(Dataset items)

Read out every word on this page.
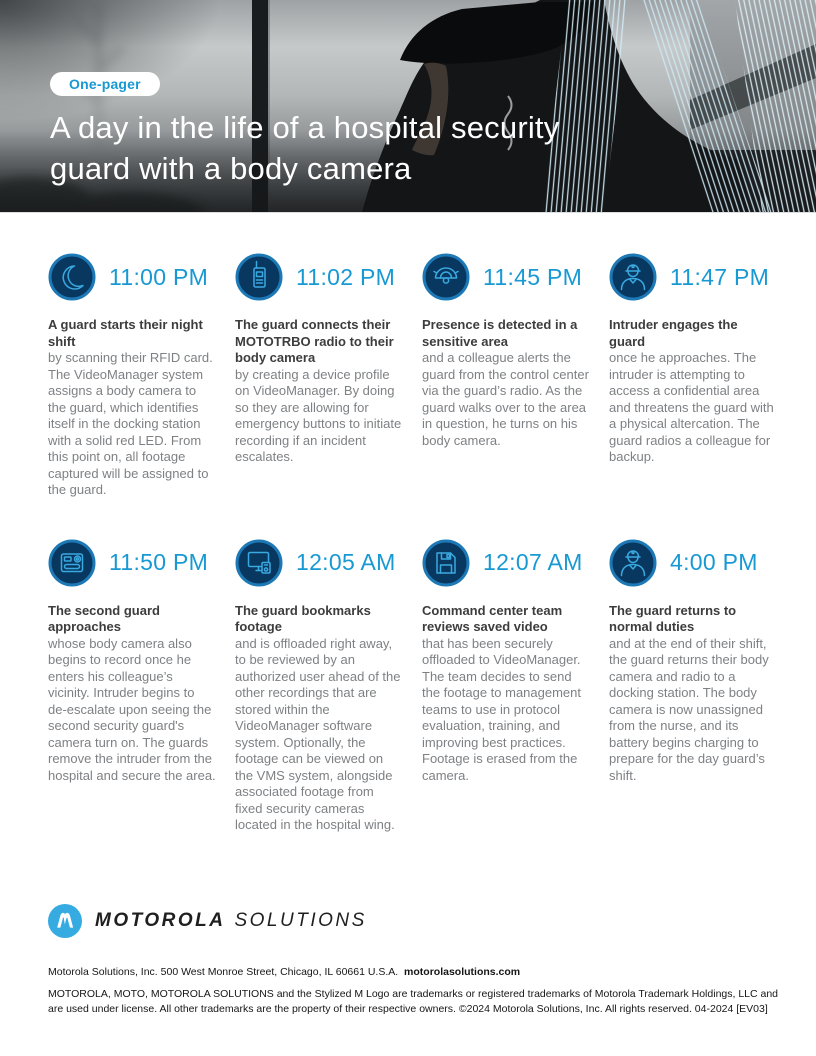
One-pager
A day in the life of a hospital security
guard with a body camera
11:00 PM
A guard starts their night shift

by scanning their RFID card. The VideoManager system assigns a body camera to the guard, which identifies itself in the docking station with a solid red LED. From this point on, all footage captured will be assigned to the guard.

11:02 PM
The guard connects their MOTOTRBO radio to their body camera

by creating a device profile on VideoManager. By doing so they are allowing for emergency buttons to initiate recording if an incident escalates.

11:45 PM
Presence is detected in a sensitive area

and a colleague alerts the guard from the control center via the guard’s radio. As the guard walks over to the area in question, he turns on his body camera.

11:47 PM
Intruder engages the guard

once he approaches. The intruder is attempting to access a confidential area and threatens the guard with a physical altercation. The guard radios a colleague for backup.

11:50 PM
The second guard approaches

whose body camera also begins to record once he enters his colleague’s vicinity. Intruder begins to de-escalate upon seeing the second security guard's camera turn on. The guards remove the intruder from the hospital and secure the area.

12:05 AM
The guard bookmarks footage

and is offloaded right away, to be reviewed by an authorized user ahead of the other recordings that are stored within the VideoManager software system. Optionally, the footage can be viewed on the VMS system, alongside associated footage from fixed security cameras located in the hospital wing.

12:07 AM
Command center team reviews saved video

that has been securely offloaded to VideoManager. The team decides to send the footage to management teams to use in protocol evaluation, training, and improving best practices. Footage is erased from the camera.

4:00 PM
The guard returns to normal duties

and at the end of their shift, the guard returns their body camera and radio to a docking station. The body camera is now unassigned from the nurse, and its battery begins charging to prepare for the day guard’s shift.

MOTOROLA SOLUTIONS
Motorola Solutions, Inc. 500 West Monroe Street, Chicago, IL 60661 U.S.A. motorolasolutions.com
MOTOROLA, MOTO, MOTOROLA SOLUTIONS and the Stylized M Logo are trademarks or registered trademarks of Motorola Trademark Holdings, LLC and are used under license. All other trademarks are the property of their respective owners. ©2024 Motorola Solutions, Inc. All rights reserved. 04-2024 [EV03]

* What is needed: Each entry should be repeated exactly as it appears; the pictures stay out.

* Expected answer:
Read out every word on this page.
One-pager
A day in the life of a hospital security
guard with a body camera
11:00 PM
A guard starts their night shift

by scanning their RFID card. The VideoManager system assigns a body camera to the guard, which identifies itself in the docking station with a solid red LED. From this point on, all footage captured will be assigned to the guard.

11:02 PM
The guard connects their MOTOTRBO radio to their body camera

by creating a device profile on VideoManager. By doing so they are allowing for emergency buttons to initiate recording if an incident escalates.

11:45 PM
Presence is detected in a sensitive area

and a colleague alerts the guard from the control center via the guard’s radio. As the guard walks over to the area in question, he turns on his body camera.

11:47 PM
Intruder engages the guard

once he approaches. The intruder is attempting to access a confidential area and threatens the guard with a physical altercation. The guard radios a colleague for backup.

11:50 PM
The second guard approaches

whose body camera also begins to record once he enters his colleague’s vicinity. Intruder begins to de-escalate upon seeing the second security guard's camera turn on. The guards remove the intruder from the hospital and secure the area.

12:05 AM
The guard bookmarks footage

and is offloaded right away, to be reviewed by an authorized user ahead of the other recordings that are stored within the VideoManager software system. Optionally, the footage can be viewed on the VMS system, alongside associated footage from fixed security cameras located in the hospital wing.

12:07 AM
Command center team reviews saved video

that has been securely offloaded to VideoManager. The team decides to send the footage to management teams to use in protocol evaluation, training, and improving best practices. Footage is erased from the camera.

4:00 PM
The guard returns to normal duties

and at the end of their shift, the guard returns their body camera and radio to a docking station. The body camera is now unassigned from the nurse, and its battery begins charging to prepare for the day guard’s shift.

MOTOROLA SOLUTIONS
Motorola Solutions, Inc. 500 West Monroe Street, Chicago, IL 60661 U.S.A. motorolasolutions.com
MOTOROLA, MOTO, MOTOROLA SOLUTIONS and the Stylized M Logo are trademarks or registered trademarks of Motorola Trademark Holdings, LLC and are used under license. All other trademarks are the property of their respective owners. ©2024 Motorola Solutions, Inc. All rights reserved. 04-2024 [EV03]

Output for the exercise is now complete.